Skip the images and copy each record exactly as written.

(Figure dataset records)
◆ ◆ ◆ ◆ ◆
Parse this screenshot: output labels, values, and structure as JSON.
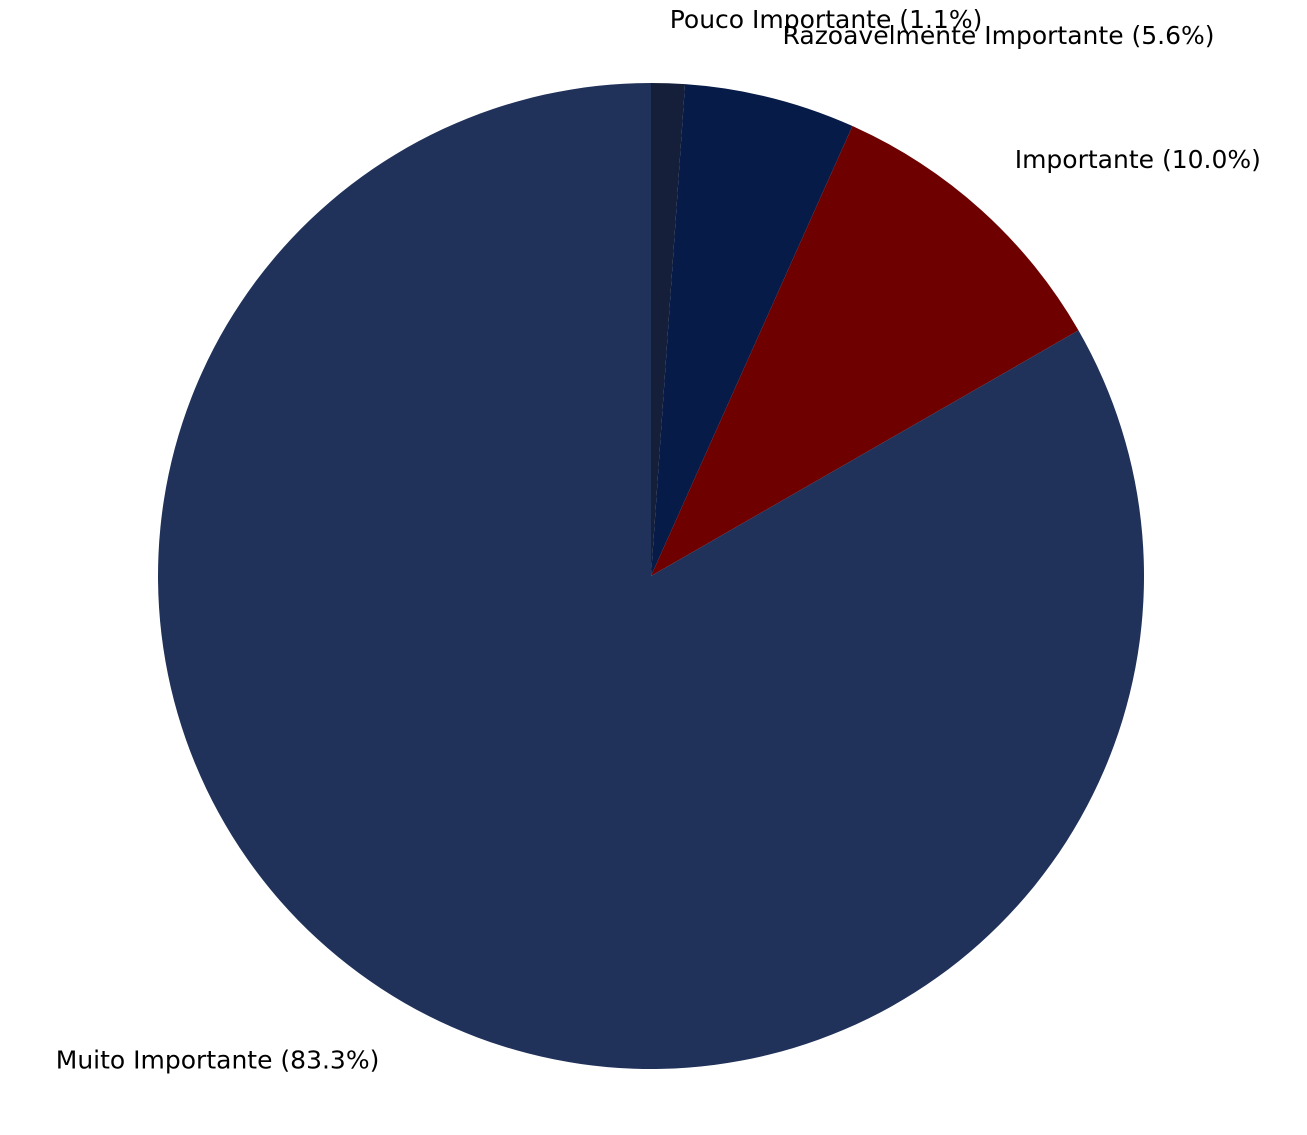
{
  "chart_data": {
    "type": "pie",
    "start_angle_deg": 90,
    "direction": "clockwise",
    "slices": [
      {
        "label": "Pouco Importante (1.1%)",
        "value": 1.1,
        "color": "#161f3a"
      },
      {
        "label": "Razoavelmente Importante (5.6%)",
        "value": 5.6,
        "color": "#061b47"
      },
      {
        "label": "Importante (10.0%)",
        "value": 10.0,
        "color": "#6e0000"
      },
      {
        "label": "Muito Importante (83.3%)",
        "value": 83.3,
        "color": "#20315a"
      }
    ]
  }
}
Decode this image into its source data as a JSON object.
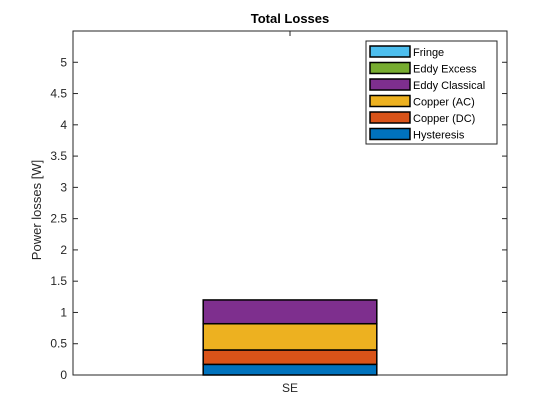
{
  "chart_data": {
    "type": "bar",
    "stacked": true,
    "title": "Total Losses",
    "xlabel": "",
    "ylabel": "Power losses [W]",
    "categories": [
      "SE"
    ],
    "ylim": [
      0,
      5.5
    ],
    "yticks": [
      0,
      0.5,
      1,
      1.5,
      2,
      2.5,
      3,
      3.5,
      4,
      4.5,
      5
    ],
    "ytick_labels": [
      "0",
      "0.5",
      "1",
      "1.5",
      "2",
      "2.5",
      "3",
      "3.5",
      "4",
      "4.5",
      "5"
    ],
    "grid": false,
    "legend_position": "top-right",
    "series": [
      {
        "name": "Hysteresis",
        "values": [
          0.17
        ],
        "color": "#0072BD"
      },
      {
        "name": "Copper (DC)",
        "values": [
          0.23
        ],
        "color": "#D95319"
      },
      {
        "name": "Copper (AC)",
        "values": [
          0.42
        ],
        "color": "#EDB120"
      },
      {
        "name": "Eddy Classical",
        "values": [
          0.38
        ],
        "color": "#7E2F8E"
      },
      {
        "name": "Eddy Excess",
        "values": [
          0.0
        ],
        "color": "#77AC30"
      },
      {
        "name": "Fringe",
        "values": [
          0.0
        ],
        "color": "#4DBEEE"
      }
    ]
  }
}
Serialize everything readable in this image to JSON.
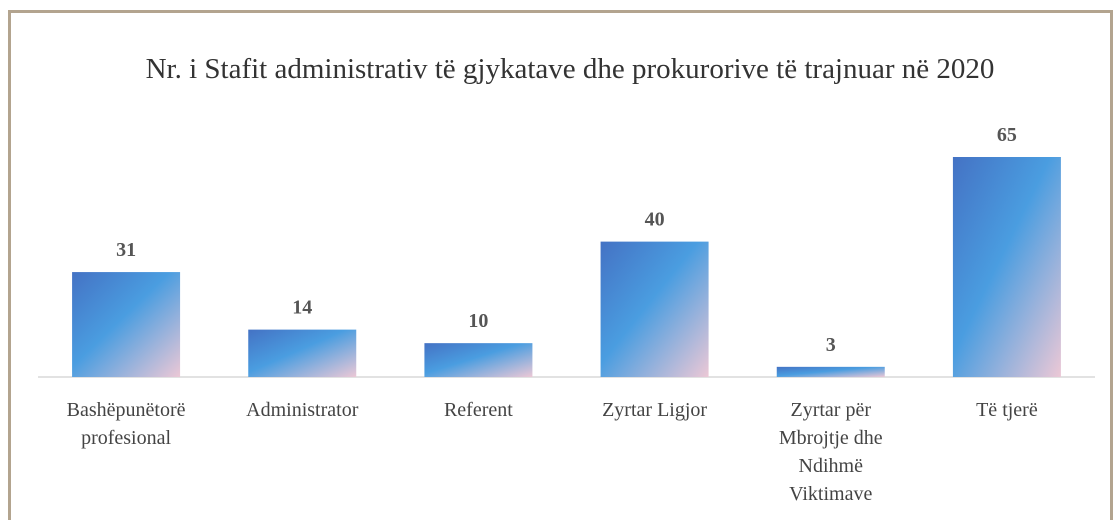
{
  "chart_data": {
    "type": "bar",
    "title": "Nr. i Stafit administrativ të gjykatave dhe prokurorive të trajnuar në 2020",
    "categories": [
      "Bashëpunëtorë profesional",
      "Administrator",
      "Referent",
      "Zyrtar Ligjor",
      "Zyrtar për Mbrojtje dhe Ndihmë Viktimave",
      "Të tjerë"
    ],
    "values": [
      31,
      14,
      10,
      40,
      3,
      65
    ],
    "colors": [
      "#4472c4",
      "#4a9de0",
      "#ecc8d6"
    ]
  }
}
◆ ◆ ◆ ◆ ◆
Problem solution:
Parse this screenshot: output labels, values, and structure as JSON.
{
  "chart_data": {
    "type": "pie",
    "start_angle_deg": 90,
    "direction": "clockwise",
    "slices": [
      {
        "label": "Pouco Importante (1.1%)",
        "value": 1.1,
        "color": "#161f3a"
      },
      {
        "label": "Razoavelmente Importante (5.6%)",
        "value": 5.6,
        "color": "#061b47"
      },
      {
        "label": "Importante (10.0%)",
        "value": 10.0,
        "color": "#6e0000"
      },
      {
        "label": "Muito Importante (83.3%)",
        "value": 83.3,
        "color": "#20315a"
      }
    ]
  }
}
Decode this image into its source data as a JSON object.
{
  "chart_data": {
    "type": "bar",
    "stacked": true,
    "title": "Total Losses",
    "xlabel": "",
    "ylabel": "Power losses [W]",
    "categories": [
      "SE"
    ],
    "ylim": [
      0,
      5.5
    ],
    "yticks": [
      0,
      0.5,
      1,
      1.5,
      2,
      2.5,
      3,
      3.5,
      4,
      4.5,
      5
    ],
    "ytick_labels": [
      "0",
      "0.5",
      "1",
      "1.5",
      "2",
      "2.5",
      "3",
      "3.5",
      "4",
      "4.5",
      "5"
    ],
    "grid": false,
    "legend_position": "top-right",
    "series": [
      {
        "name": "Hysteresis",
        "values": [
          0.17
        ],
        "color": "#0072BD"
      },
      {
        "name": "Copper (DC)",
        "values": [
          0.23
        ],
        "color": "#D95319"
      },
      {
        "name": "Copper (AC)",
        "values": [
          0.42
        ],
        "color": "#EDB120"
      },
      {
        "name": "Eddy Classical",
        "values": [
          0.38
        ],
        "color": "#7E2F8E"
      },
      {
        "name": "Eddy Excess",
        "values": [
          0.0
        ],
        "color": "#77AC30"
      },
      {
        "name": "Fringe",
        "values": [
          0.0
        ],
        "color": "#4DBEEE"
      }
    ]
  }
}
Serialize everything readable in this image to JSON.
{
  "chart_data": {
    "type": "bar",
    "title": "Nr. i Stafit administrativ të gjykatave dhe prokurorive të trajnuar në 2020",
    "categories": [
      "Bashëpunëtorë profesional",
      "Administrator",
      "Referent",
      "Zyrtar Ligjor",
      "Zyrtar për Mbrojtje dhe Ndihmë Viktimave",
      "Të tjerë"
    ],
    "values": [
      31,
      14,
      10,
      40,
      3,
      65
    ],
    "colors": [
      "#4472c4",
      "#4a9de0",
      "#ecc8d6"
    ]
  }
}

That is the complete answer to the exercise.